PROBLEM STATEMENT
Below are some entries. Output each one exactly as it appears.

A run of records
┄┄┄┄┄┄┄┄┄┄
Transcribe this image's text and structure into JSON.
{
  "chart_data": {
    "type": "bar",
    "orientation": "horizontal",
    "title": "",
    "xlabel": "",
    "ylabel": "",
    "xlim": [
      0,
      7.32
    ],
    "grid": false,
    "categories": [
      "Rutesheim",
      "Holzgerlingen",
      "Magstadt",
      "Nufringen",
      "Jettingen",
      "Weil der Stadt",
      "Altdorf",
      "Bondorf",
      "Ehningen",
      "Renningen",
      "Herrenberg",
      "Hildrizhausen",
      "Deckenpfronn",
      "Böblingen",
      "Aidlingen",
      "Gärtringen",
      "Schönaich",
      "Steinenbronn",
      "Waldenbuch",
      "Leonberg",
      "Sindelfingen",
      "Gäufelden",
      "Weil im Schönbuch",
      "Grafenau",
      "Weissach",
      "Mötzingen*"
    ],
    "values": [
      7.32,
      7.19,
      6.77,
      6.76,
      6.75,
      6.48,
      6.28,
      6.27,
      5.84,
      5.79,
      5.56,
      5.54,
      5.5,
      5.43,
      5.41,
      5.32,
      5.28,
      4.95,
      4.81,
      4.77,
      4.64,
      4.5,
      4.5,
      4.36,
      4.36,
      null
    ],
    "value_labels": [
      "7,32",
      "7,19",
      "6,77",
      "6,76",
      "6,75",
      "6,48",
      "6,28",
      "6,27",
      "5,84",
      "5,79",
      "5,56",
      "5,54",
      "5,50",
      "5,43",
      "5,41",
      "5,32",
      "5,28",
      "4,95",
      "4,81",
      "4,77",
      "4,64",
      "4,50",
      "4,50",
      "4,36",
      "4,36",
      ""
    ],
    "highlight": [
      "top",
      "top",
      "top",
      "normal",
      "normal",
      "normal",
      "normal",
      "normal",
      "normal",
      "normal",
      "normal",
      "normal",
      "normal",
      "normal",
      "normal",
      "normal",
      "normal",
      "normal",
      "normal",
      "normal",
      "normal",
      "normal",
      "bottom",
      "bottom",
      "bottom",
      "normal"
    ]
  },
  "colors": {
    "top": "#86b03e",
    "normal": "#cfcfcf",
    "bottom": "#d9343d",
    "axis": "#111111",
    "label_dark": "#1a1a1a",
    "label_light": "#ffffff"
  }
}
┄┄┄┄┄┄┄┄┄┄
ANSWER TO THIS PROBLEM
Transcribe this image's text and structure into JSON.
{
  "chart_data": {
    "type": "bar",
    "orientation": "horizontal",
    "title": "",
    "xlabel": "",
    "ylabel": "",
    "xlim": [
      0,
      7.32
    ],
    "grid": false,
    "categories": [
      "Rutesheim",
      "Holzgerlingen",
      "Magstadt",
      "Nufringen",
      "Jettingen",
      "Weil der Stadt",
      "Altdorf",
      "Bondorf",
      "Ehningen",
      "Renningen",
      "Herrenberg",
      "Hildrizhausen",
      "Deckenpfronn",
      "Böblingen",
      "Aidlingen",
      "Gärtringen",
      "Schönaich",
      "Steinenbronn",
      "Waldenbuch",
      "Leonberg",
      "Sindelfingen",
      "Gäufelden",
      "Weil im Schönbuch",
      "Grafenau",
      "Weissach",
      "Mötzingen*"
    ],
    "values": [
      7.32,
      7.19,
      6.77,
      6.76,
      6.75,
      6.48,
      6.28,
      6.27,
      5.84,
      5.79,
      5.56,
      5.54,
      5.5,
      5.43,
      5.41,
      5.32,
      5.28,
      4.95,
      4.81,
      4.77,
      4.64,
      4.5,
      4.5,
      4.36,
      4.36,
      null
    ],
    "value_labels": [
      "7,32",
      "7,19",
      "6,77",
      "6,76",
      "6,75",
      "6,48",
      "6,28",
      "6,27",
      "5,84",
      "5,79",
      "5,56",
      "5,54",
      "5,50",
      "5,43",
      "5,41",
      "5,32",
      "5,28",
      "4,95",
      "4,81",
      "4,77",
      "4,64",
      "4,50",
      "4,50",
      "4,36",
      "4,36",
      ""
    ],
    "highlight": [
      "top",
      "top",
      "top",
      "normal",
      "normal",
      "normal",
      "normal",
      "normal",
      "normal",
      "normal",
      "normal",
      "normal",
      "normal",
      "normal",
      "normal",
      "normal",
      "normal",
      "normal",
      "normal",
      "normal",
      "normal",
      "normal",
      "bottom",
      "bottom",
      "bottom",
      "normal"
    ]
  },
  "colors": {
    "top": "#86b03e",
    "normal": "#cfcfcf",
    "bottom": "#d9343d",
    "axis": "#111111",
    "label_dark": "#1a1a1a",
    "label_light": "#ffffff"
  }
}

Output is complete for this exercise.